■ A run of records:
※ ※ ※
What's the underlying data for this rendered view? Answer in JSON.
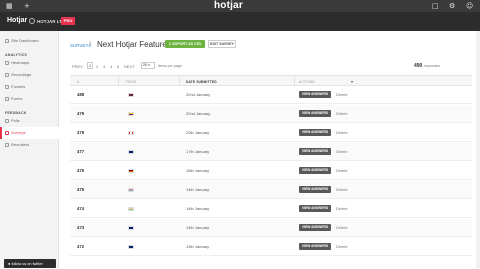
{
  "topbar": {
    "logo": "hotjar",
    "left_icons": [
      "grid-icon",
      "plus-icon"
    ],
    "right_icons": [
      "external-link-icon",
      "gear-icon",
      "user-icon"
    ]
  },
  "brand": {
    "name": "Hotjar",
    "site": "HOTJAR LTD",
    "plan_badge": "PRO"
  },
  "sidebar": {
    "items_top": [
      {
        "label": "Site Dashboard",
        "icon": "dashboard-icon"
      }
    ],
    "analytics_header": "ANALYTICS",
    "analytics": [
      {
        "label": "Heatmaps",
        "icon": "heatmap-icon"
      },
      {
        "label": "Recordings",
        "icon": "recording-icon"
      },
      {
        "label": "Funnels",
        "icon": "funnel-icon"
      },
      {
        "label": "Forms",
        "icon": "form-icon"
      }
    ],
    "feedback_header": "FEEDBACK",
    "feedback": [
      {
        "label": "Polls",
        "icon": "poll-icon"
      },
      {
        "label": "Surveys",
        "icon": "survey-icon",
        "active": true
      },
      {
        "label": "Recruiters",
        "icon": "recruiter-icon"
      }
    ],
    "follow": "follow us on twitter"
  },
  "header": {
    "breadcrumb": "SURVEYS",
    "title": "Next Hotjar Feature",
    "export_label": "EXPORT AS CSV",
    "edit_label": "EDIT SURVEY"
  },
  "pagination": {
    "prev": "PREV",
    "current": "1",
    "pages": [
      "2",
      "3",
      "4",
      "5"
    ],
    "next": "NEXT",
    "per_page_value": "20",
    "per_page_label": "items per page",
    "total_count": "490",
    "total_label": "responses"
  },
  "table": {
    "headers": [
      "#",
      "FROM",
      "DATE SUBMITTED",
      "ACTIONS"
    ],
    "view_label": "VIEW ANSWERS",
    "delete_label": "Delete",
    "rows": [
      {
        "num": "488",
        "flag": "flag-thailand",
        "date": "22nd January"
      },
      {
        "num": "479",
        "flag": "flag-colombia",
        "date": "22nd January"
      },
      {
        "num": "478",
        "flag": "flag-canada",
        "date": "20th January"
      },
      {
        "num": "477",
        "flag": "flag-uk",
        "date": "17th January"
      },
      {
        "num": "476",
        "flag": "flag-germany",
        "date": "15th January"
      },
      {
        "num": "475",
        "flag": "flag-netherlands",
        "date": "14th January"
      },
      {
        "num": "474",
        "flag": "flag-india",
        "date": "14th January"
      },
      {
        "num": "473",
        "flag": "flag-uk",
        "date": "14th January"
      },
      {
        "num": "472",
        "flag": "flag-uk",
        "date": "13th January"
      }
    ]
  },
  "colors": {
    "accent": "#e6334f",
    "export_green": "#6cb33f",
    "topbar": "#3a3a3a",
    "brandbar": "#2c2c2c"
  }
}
※ ※ ※
■ TASK: Restate the data above exactly, stripping out each image.

■ ANSWER TO THIS PROBLEM:
What's the underlying data for this rendered view? Answer in JSON.
{
  "topbar": {
    "logo": "hotjar",
    "left_icons": [
      "grid-icon",
      "plus-icon"
    ],
    "right_icons": [
      "external-link-icon",
      "gear-icon",
      "user-icon"
    ]
  },
  "brand": {
    "name": "Hotjar",
    "site": "HOTJAR LTD",
    "plan_badge": "PRO"
  },
  "sidebar": {
    "items_top": [
      {
        "label": "Site Dashboard",
        "icon": "dashboard-icon"
      }
    ],
    "analytics_header": "ANALYTICS",
    "analytics": [
      {
        "label": "Heatmaps",
        "icon": "heatmap-icon"
      },
      {
        "label": "Recordings",
        "icon": "recording-icon"
      },
      {
        "label": "Funnels",
        "icon": "funnel-icon"
      },
      {
        "label": "Forms",
        "icon": "form-icon"
      }
    ],
    "feedback_header": "FEEDBACK",
    "feedback": [
      {
        "label": "Polls",
        "icon": "poll-icon"
      },
      {
        "label": "Surveys",
        "icon": "survey-icon",
        "active": true
      },
      {
        "label": "Recruiters",
        "icon": "recruiter-icon"
      }
    ],
    "follow": "follow us on twitter"
  },
  "header": {
    "breadcrumb": "SURVEYS",
    "title": "Next Hotjar Feature",
    "export_label": "EXPORT AS CSV",
    "edit_label": "EDIT SURVEY"
  },
  "pagination": {
    "prev": "PREV",
    "current": "1",
    "pages": [
      "2",
      "3",
      "4",
      "5"
    ],
    "next": "NEXT",
    "per_page_value": "20",
    "per_page_label": "items per page",
    "total_count": "490",
    "total_label": "responses"
  },
  "table": {
    "headers": [
      "#",
      "FROM",
      "DATE SUBMITTED",
      "ACTIONS"
    ],
    "view_label": "VIEW ANSWERS",
    "delete_label": "Delete",
    "rows": [
      {
        "num": "488",
        "flag": "flag-thailand",
        "date": "22nd January"
      },
      {
        "num": "479",
        "flag": "flag-colombia",
        "date": "22nd January"
      },
      {
        "num": "478",
        "flag": "flag-canada",
        "date": "20th January"
      },
      {
        "num": "477",
        "flag": "flag-uk",
        "date": "17th January"
      },
      {
        "num": "476",
        "flag": "flag-germany",
        "date": "15th January"
      },
      {
        "num": "475",
        "flag": "flag-netherlands",
        "date": "14th January"
      },
      {
        "num": "474",
        "flag": "flag-india",
        "date": "14th January"
      },
      {
        "num": "473",
        "flag": "flag-uk",
        "date": "14th January"
      },
      {
        "num": "472",
        "flag": "flag-uk",
        "date": "13th January"
      }
    ]
  },
  "colors": {
    "accent": "#e6334f",
    "export_green": "#6cb33f",
    "topbar": "#3a3a3a",
    "brandbar": "#2c2c2c"
  }
}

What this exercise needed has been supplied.